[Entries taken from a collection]

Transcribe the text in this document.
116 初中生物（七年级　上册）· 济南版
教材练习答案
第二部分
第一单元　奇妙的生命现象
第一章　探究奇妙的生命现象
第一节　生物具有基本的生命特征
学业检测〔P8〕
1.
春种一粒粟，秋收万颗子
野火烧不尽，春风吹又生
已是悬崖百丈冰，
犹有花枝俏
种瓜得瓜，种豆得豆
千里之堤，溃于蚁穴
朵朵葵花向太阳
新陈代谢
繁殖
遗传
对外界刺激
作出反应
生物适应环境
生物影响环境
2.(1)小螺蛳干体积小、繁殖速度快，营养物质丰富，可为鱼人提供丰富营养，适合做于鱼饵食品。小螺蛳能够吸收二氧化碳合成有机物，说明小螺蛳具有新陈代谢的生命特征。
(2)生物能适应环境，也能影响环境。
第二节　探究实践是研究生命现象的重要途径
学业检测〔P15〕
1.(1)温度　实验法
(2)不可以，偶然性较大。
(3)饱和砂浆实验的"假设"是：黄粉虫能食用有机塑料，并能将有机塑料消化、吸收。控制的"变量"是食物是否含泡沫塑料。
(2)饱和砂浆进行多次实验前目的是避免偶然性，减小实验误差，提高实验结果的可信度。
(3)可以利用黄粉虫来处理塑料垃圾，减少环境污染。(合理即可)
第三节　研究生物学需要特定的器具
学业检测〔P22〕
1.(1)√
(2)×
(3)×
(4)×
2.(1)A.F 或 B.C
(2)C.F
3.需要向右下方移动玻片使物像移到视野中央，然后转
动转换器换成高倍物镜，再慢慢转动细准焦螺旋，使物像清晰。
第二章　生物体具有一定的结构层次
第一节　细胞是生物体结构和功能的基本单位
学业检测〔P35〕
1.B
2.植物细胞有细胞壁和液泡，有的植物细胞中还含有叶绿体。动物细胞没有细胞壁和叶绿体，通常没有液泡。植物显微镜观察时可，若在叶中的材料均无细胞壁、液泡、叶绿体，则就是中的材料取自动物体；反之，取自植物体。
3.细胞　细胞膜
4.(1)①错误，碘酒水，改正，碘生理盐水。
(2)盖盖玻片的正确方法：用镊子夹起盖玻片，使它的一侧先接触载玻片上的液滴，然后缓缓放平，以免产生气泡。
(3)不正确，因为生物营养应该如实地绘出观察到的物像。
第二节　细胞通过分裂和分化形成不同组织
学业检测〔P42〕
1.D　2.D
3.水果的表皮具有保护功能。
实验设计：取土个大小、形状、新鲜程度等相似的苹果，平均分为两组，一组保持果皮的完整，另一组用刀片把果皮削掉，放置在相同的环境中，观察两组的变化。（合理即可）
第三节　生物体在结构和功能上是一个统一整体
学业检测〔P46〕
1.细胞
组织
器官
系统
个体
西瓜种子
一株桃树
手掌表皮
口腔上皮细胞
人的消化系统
--
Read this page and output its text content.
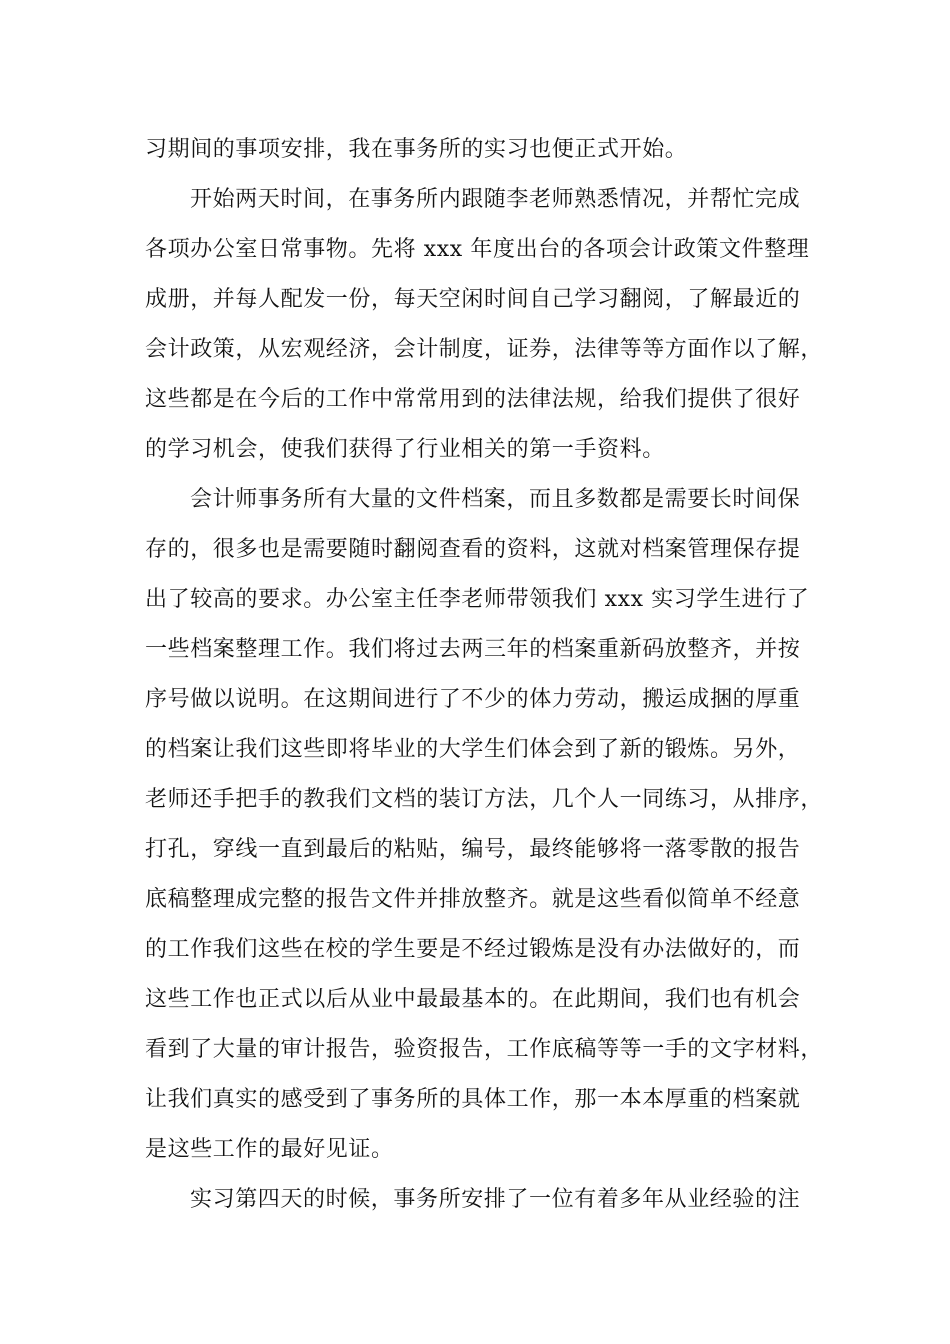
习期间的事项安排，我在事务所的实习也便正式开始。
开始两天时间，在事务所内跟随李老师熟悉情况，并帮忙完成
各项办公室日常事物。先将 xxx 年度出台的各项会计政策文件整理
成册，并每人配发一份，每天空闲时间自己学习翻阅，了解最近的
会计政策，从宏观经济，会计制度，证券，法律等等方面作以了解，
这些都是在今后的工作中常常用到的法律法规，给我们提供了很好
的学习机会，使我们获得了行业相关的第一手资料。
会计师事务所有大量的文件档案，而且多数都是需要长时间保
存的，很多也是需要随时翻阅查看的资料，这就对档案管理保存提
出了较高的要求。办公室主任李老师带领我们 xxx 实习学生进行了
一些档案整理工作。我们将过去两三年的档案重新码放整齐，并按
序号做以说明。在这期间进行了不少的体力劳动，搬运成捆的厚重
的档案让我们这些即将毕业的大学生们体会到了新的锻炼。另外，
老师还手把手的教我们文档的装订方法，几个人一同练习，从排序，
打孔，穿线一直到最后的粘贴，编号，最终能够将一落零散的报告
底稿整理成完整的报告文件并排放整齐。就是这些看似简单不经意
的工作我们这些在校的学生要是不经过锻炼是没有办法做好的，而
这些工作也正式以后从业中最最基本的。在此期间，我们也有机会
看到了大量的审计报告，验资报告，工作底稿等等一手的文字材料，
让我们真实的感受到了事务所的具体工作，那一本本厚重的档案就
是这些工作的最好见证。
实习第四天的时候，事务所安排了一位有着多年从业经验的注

Written problem: Only lines with the word "this" should be collected from the material.

Exercise answer:
Transcribe the text in this document.
Read this page and output its text content.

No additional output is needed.